Problem details ▸ Carry none of the pictures over; set down the material below exactly.

A block of data:

** Start **

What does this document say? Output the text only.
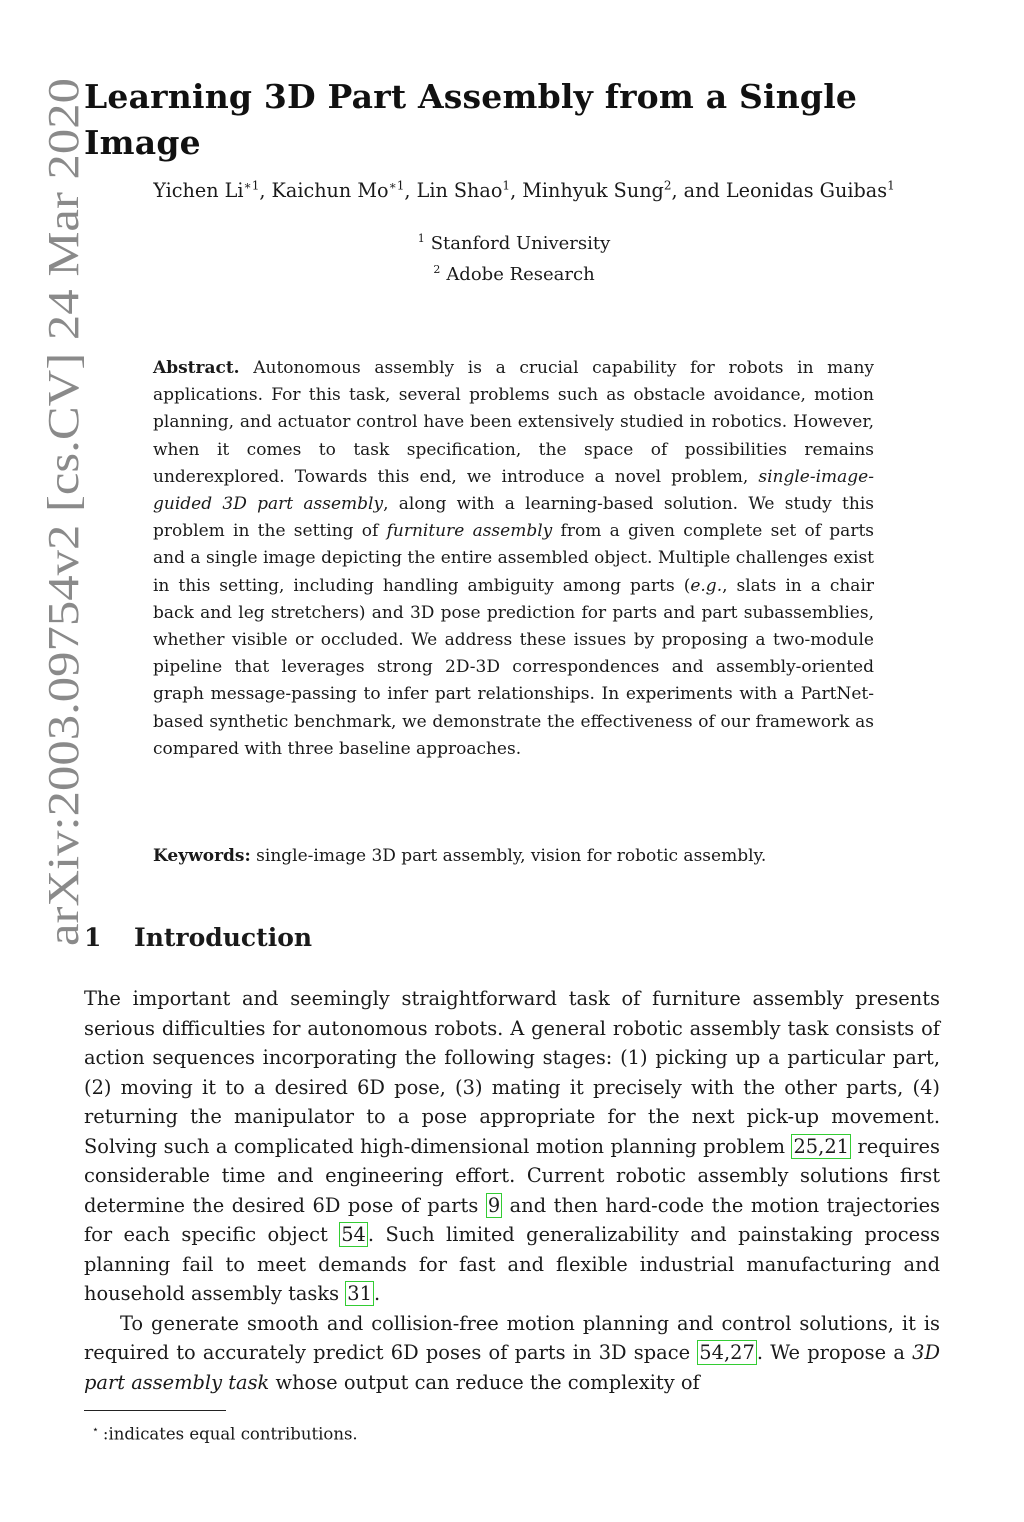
arXiv:2003.09754v2 [cs.CV] 24 Mar 2020
Learning 3D Part Assembly from a Single Image
Yichen $Li^{∗1}$, Kaichun $Mo^{∗1}$, Lin Shao$^1$, Minhyuk Sung$^2$, and Leonidas Guibas$^1$
$^1$ Stanford University
$^2$ Adobe Research

Abstract. Autonomous assembly is a crucial capability for robots in many applications. For this task, several problems such as obstacle avoidance, motion planning, and actuator control have been extensively studied in robotics. However, when it comes to task specification, the space of possibilities remains underexplored. Towards this end, we introduce a novel problem, single-image-guided 3D part assembly, along with a learning-based solution. We study this problem in the setting of furniture assembly from a given complete set of parts and a single image depicting the entire assembled object. Multiple challenges exist in this setting, including handling ambiguity among parts (e.g., slats in a chair back and leg stretchers) and 3D pose prediction for parts and part subassemblies, whether visible or occluded. We address these issues by proposing a two-module pipeline that leverages strong 2D-3D correspondences and assembly-oriented graph message-passing to infer part relationships. In experiments with a PartNet-based synthetic benchmark, we demonstrate the effectiveness of our framework as compared with three baseline approaches.

Keywords: single-image 3D part assembly, vision for robotic assembly.
1 Introduction

The important and seemingly straightforward task of furniture assembly presents serious difficulties for autonomous robots. A general robotic assembly task consists of action sequences incorporating the following stages: (1) picking up a particular part, (2) moving it to a desired 6D pose, (3) mating it precisely with the other parts, (4) returning the manipulator to a pose appropriate for the next pick-up movement. Solving such a complicated high-dimensional motion planning problem 25,21 requires considerable time and engineering effort. Current robotic assembly solutions first determine the desired 6D pose of parts 9 and then hard-code the motion trajectories for each specific object 54 . Such limited generalizability and painstaking process planning fail to meet demands for fast and flexible industrial manufacturing and household assembly tasks 31 .

To generate smooth and collision-free motion planning and control solutions, it is required to accurately predict 6D poses of parts in 3D space 54,27 . We propose a 3D part assembly task whose output can reduce the complexity of

⋆ :indicates equal contributions.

** End **

Response to this exercise ▸
What does this document say? Output the text only.
arXiv:2003.09754v2 [cs.CV] 24 Mar 2020
Learning 3D Part Assembly from a Single Image
Yichen $Li^{∗1}$, Kaichun $Mo^{∗1}$, Lin Shao$^1$, Minhyuk Sung$^2$, and Leonidas Guibas$^1$
$^1$ Stanford University
$^2$ Adobe Research

Abstract. Autonomous assembly is a crucial capability for robots in many applications. For this task, several problems such as obstacle avoidance, motion planning, and actuator control have been extensively studied in robotics. However, when it comes to task specification, the space of possibilities remains underexplored. Towards this end, we introduce a novel problem, single-image-guided 3D part assembly, along with a learning-based solution. We study this problem in the setting of furniture assembly from a given complete set of parts and a single image depicting the entire assembled object. Multiple challenges exist in this setting, including handling ambiguity among parts (e.g., slats in a chair back and leg stretchers) and 3D pose prediction for parts and part subassemblies, whether visible or occluded. We address these issues by proposing a two-module pipeline that leverages strong 2D-3D correspondences and assembly-oriented graph message-passing to infer part relationships. In experiments with a PartNet-based synthetic benchmark, we demonstrate the effectiveness of our framework as compared with three baseline approaches.

Keywords: single-image 3D part assembly, vision for robotic assembly.
1 Introduction

The important and seemingly straightforward task of furniture assembly presents serious difficulties for autonomous robots. A general robotic assembly task consists of action sequences incorporating the following stages: (1) picking up a particular part, (2) moving it to a desired 6D pose, (3) mating it precisely with the other parts, (4) returning the manipulator to a pose appropriate for the next pick-up movement. Solving such a complicated high-dimensional motion planning problem 25,21 requires considerable time and engineering effort. Current robotic assembly solutions first determine the desired 6D pose of parts 9 and then hard-code the motion trajectories for each specific object 54 . Such limited generalizability and painstaking process planning fail to meet demands for fast and flexible industrial manufacturing and household assembly tasks 31 .

To generate smooth and collision-free motion planning and control solutions, it is required to accurately predict 6D poses of parts in 3D space 54,27 . We propose a 3D part assembly task whose output can reduce the complexity of

⋆ :indicates equal contributions.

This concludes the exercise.